What the task asks ->
Return the material word for word. Do not include pictures.

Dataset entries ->
◆ ◆ ◆ ◆ ◆

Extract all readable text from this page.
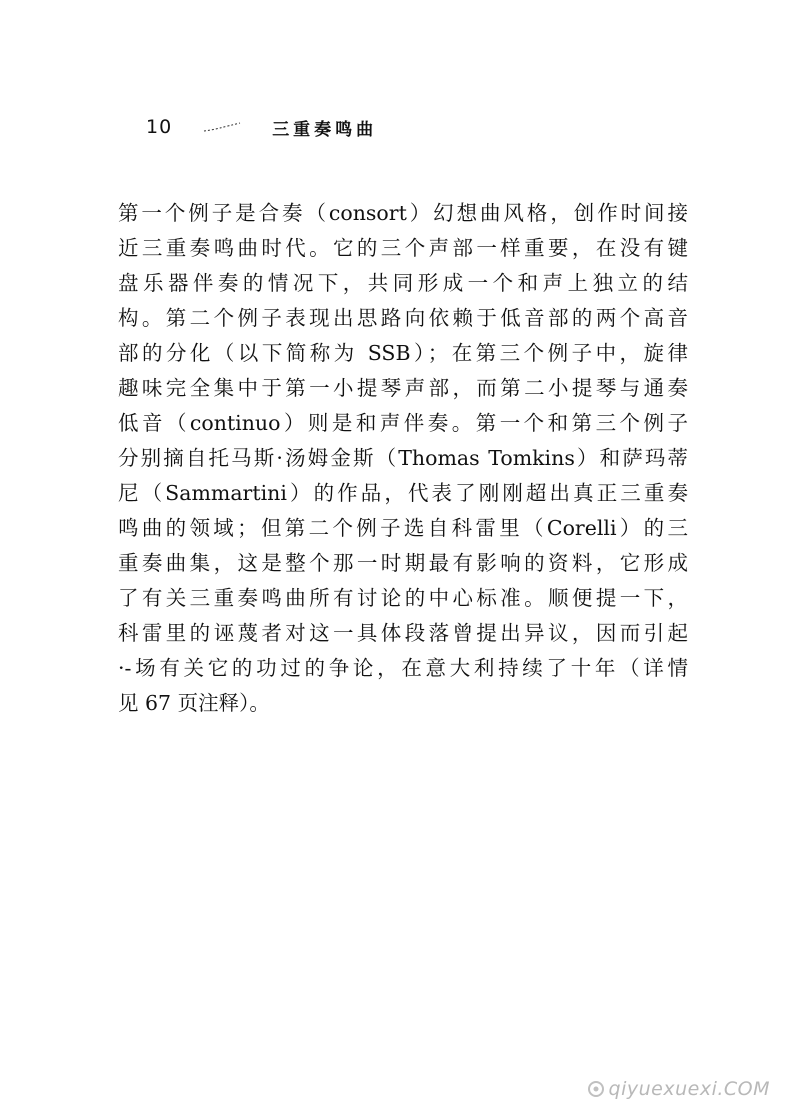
10	三重奏鸣曲
第一个例子是合奏（consort）幻想曲风格，创作时间接
近三重奏鸣曲时代。它的三个声部一样重要，在没有键
盘乐器伴奏的情况下，共同形成一个和声上独立的结
构。第二个例子表现出思路向依赖于低音部的两个高音
部的分化（以下简称为 SSB）；在第三个例子中，旋律
趣味完全集中于第一小提琴声部，而第二小提琴与通奏
低音（continuo）则是和声伴奏。第一个和第三个例子
分别摘自托马斯·汤姆金斯（Thomas Tomkins）和萨玛蒂
尼（Sammartini）的作品，代表了刚刚超出真正三重奏
鸣曲的领域；但第二个例子选自科雷里（Corelli）的三
重奏曲集，这是整个那一时期最有影响的资料，它形成
了有关三重奏鸣曲所有讨论的中心标准。顺便提一下，
科雷里的诬蔑者对这一具体段落曾提出异议，因而引起
·-场有关它的功过的争论，在意大利持续了十年（详情
见 67 页注释）。
qiyuexuexi.COM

◆ ◆ ◆ ◆ ◆

Correct response ->
Extract all readable text from this page.
10	三重奏鸣曲
第一个例子是合奏（consort）幻想曲风格，创作时间接
近三重奏鸣曲时代。它的三个声部一样重要，在没有键
盘乐器伴奏的情况下，共同形成一个和声上独立的结
构。第二个例子表现出思路向依赖于低音部的两个高音
部的分化（以下简称为 SSB）；在第三个例子中，旋律
趣味完全集中于第一小提琴声部，而第二小提琴与通奏
低音（continuo）则是和声伴奏。第一个和第三个例子
分别摘自托马斯·汤姆金斯（Thomas Tomkins）和萨玛蒂
尼（Sammartini）的作品，代表了刚刚超出真正三重奏
鸣曲的领域；但第二个例子选自科雷里（Corelli）的三
重奏曲集，这是整个那一时期最有影响的资料，它形成
了有关三重奏鸣曲所有讨论的中心标准。顺便提一下，
科雷里的诬蔑者对这一具体段落曾提出异议，因而引起
·-场有关它的功过的争论，在意大利持续了十年（详情
见 67 页注释）。
qiyuexuexi.COM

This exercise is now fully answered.